Set problem:
Extract the complete listing and output it unchanged.

(Entries from a dataset)
—————

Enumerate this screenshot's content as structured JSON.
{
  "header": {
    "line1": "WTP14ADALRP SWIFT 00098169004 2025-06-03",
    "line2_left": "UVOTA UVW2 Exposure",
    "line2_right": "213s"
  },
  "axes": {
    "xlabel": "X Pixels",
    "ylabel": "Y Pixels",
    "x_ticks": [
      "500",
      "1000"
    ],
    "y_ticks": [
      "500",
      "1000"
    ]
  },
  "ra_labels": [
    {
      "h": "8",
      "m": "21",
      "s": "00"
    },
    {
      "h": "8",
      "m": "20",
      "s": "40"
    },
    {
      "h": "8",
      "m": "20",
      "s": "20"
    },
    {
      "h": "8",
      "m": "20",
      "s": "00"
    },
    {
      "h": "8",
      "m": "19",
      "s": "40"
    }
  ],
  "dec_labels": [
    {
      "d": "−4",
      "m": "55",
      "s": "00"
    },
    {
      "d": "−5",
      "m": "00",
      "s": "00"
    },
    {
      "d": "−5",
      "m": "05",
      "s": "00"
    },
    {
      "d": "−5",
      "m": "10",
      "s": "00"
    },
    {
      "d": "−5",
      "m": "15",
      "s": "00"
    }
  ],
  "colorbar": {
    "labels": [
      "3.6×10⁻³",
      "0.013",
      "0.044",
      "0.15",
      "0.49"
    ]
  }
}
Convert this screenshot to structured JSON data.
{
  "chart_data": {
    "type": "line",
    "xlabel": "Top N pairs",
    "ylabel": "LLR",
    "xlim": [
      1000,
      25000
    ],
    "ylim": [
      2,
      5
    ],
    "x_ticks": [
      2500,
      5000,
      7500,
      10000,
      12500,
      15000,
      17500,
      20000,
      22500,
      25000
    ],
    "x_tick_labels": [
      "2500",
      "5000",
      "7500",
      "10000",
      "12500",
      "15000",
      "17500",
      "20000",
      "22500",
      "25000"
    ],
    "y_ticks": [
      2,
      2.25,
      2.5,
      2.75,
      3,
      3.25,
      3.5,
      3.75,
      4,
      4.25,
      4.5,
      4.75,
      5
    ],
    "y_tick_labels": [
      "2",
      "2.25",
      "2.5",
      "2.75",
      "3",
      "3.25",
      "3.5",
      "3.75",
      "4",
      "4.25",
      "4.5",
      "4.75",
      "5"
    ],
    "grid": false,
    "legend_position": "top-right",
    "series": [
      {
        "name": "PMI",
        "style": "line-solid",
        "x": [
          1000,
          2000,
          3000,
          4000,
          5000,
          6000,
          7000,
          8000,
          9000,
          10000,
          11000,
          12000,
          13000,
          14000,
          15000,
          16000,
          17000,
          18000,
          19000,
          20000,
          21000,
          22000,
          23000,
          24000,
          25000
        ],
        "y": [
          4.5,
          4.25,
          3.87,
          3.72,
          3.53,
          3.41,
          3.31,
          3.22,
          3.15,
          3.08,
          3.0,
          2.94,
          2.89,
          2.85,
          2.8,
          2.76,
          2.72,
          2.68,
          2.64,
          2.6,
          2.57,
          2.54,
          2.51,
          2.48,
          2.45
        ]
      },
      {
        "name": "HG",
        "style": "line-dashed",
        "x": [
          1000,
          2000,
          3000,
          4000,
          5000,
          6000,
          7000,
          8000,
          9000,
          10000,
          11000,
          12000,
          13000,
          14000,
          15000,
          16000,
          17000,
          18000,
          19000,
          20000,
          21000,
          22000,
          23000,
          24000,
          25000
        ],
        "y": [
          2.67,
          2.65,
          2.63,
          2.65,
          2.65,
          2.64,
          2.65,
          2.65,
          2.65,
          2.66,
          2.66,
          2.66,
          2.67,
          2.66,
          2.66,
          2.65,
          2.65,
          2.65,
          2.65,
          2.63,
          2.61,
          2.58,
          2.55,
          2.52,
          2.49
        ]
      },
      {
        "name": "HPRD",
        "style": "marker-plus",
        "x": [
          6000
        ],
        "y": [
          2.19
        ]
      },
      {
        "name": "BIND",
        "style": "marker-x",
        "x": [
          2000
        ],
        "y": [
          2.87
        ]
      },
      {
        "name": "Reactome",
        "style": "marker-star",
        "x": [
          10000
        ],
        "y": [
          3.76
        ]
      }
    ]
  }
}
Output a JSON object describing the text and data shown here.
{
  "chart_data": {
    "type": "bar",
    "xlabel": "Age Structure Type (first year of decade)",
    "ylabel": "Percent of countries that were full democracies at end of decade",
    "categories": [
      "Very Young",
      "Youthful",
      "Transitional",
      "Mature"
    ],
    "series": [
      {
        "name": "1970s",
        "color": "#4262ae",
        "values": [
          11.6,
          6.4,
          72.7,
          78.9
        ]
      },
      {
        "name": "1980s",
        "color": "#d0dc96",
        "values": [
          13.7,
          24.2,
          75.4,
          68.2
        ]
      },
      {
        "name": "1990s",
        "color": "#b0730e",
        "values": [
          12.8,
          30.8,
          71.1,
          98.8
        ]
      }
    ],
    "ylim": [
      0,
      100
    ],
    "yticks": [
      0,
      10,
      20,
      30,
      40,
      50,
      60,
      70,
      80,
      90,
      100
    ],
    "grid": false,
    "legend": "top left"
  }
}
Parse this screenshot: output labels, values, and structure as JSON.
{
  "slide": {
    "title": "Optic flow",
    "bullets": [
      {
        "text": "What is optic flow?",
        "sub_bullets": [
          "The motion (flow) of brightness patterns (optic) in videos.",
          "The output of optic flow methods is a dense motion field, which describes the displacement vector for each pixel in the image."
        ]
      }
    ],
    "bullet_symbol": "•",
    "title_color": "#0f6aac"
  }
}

—————

Final answer:
Enumerate this screenshot's content as structured JSON.
{
  "header": {
    "line1": "WTP14ADALRP SWIFT 00098169004 2025-06-03",
    "line2_left": "UVOTA UVW2 Exposure",
    "line2_right": "213s"
  },
  "axes": {
    "xlabel": "X Pixels",
    "ylabel": "Y Pixels",
    "x_ticks": [
      "500",
      "1000"
    ],
    "y_ticks": [
      "500",
      "1000"
    ]
  },
  "ra_labels": [
    {
      "h": "8",
      "m": "21",
      "s": "00"
    },
    {
      "h": "8",
      "m": "20",
      "s": "40"
    },
    {
      "h": "8",
      "m": "20",
      "s": "20"
    },
    {
      "h": "8",
      "m": "20",
      "s": "00"
    },
    {
      "h": "8",
      "m": "19",
      "s": "40"
    }
  ],
  "dec_labels": [
    {
      "d": "−4",
      "m": "55",
      "s": "00"
    },
    {
      "d": "−5",
      "m": "00",
      "s": "00"
    },
    {
      "d": "−5",
      "m": "05",
      "s": "00"
    },
    {
      "d": "−5",
      "m": "10",
      "s": "00"
    },
    {
      "d": "−5",
      "m": "15",
      "s": "00"
    }
  ],
  "colorbar": {
    "labels": [
      "3.6×10⁻³",
      "0.013",
      "0.044",
      "0.15",
      "0.49"
    ]
  }
}
Convert this screenshot to structured JSON data.
{
  "chart_data": {
    "type": "line",
    "xlabel": "Top N pairs",
    "ylabel": "LLR",
    "xlim": [
      1000,
      25000
    ],
    "ylim": [
      2,
      5
    ],
    "x_ticks": [
      2500,
      5000,
      7500,
      10000,
      12500,
      15000,
      17500,
      20000,
      22500,
      25000
    ],
    "x_tick_labels": [
      "2500",
      "5000",
      "7500",
      "10000",
      "12500",
      "15000",
      "17500",
      "20000",
      "22500",
      "25000"
    ],
    "y_ticks": [
      2,
      2.25,
      2.5,
      2.75,
      3,
      3.25,
      3.5,
      3.75,
      4,
      4.25,
      4.5,
      4.75,
      5
    ],
    "y_tick_labels": [
      "2",
      "2.25",
      "2.5",
      "2.75",
      "3",
      "3.25",
      "3.5",
      "3.75",
      "4",
      "4.25",
      "4.5",
      "4.75",
      "5"
    ],
    "grid": false,
    "legend_position": "top-right",
    "series": [
      {
        "name": "PMI",
        "style": "line-solid",
        "x": [
          1000,
          2000,
          3000,
          4000,
          5000,
          6000,
          7000,
          8000,
          9000,
          10000,
          11000,
          12000,
          13000,
          14000,
          15000,
          16000,
          17000,
          18000,
          19000,
          20000,
          21000,
          22000,
          23000,
          24000,
          25000
        ],
        "y": [
          4.5,
          4.25,
          3.87,
          3.72,
          3.53,
          3.41,
          3.31,
          3.22,
          3.15,
          3.08,
          3.0,
          2.94,
          2.89,
          2.85,
          2.8,
          2.76,
          2.72,
          2.68,
          2.64,
          2.6,
          2.57,
          2.54,
          2.51,
          2.48,
          2.45
        ]
      },
      {
        "name": "HG",
        "style": "line-dashed",
        "x": [
          1000,
          2000,
          3000,
          4000,
          5000,
          6000,
          7000,
          8000,
          9000,
          10000,
          11000,
          12000,
          13000,
          14000,
          15000,
          16000,
          17000,
          18000,
          19000,
          20000,
          21000,
          22000,
          23000,
          24000,
          25000
        ],
        "y": [
          2.67,
          2.65,
          2.63,
          2.65,
          2.65,
          2.64,
          2.65,
          2.65,
          2.65,
          2.66,
          2.66,
          2.66,
          2.67,
          2.66,
          2.66,
          2.65,
          2.65,
          2.65,
          2.65,
          2.63,
          2.61,
          2.58,
          2.55,
          2.52,
          2.49
        ]
      },
      {
        "name": "HPRD",
        "style": "marker-plus",
        "x": [
          6000
        ],
        "y": [
          2.19
        ]
      },
      {
        "name": "BIND",
        "style": "marker-x",
        "x": [
          2000
        ],
        "y": [
          2.87
        ]
      },
      {
        "name": "Reactome",
        "style": "marker-star",
        "x": [
          10000
        ],
        "y": [
          3.76
        ]
      }
    ]
  }
}
Output a JSON object describing the text and data shown here.
{
  "chart_data": {
    "type": "bar",
    "xlabel": "Age Structure Type (first year of decade)",
    "ylabel": "Percent of countries that were full democracies at end of decade",
    "categories": [
      "Very Young",
      "Youthful",
      "Transitional",
      "Mature"
    ],
    "series": [
      {
        "name": "1970s",
        "color": "#4262ae",
        "values": [
          11.6,
          6.4,
          72.7,
          78.9
        ]
      },
      {
        "name": "1980s",
        "color": "#d0dc96",
        "values": [
          13.7,
          24.2,
          75.4,
          68.2
        ]
      },
      {
        "name": "1990s",
        "color": "#b0730e",
        "values": [
          12.8,
          30.8,
          71.1,
          98.8
        ]
      }
    ],
    "ylim": [
      0,
      100
    ],
    "yticks": [
      0,
      10,
      20,
      30,
      40,
      50,
      60,
      70,
      80,
      90,
      100
    ],
    "grid": false,
    "legend": "top left"
  }
}
Parse this screenshot: output labels, values, and structure as JSON.
{
  "slide": {
    "title": "Optic flow",
    "bullets": [
      {
        "text": "What is optic flow?",
        "sub_bullets": [
          "The motion (flow) of brightness patterns (optic) in videos.",
          "The output of optic flow methods is a dense motion field, which describes the displacement vector for each pixel in the image."
        ]
      }
    ],
    "bullet_symbol": "•",
    "title_color": "#0f6aac"
  }
}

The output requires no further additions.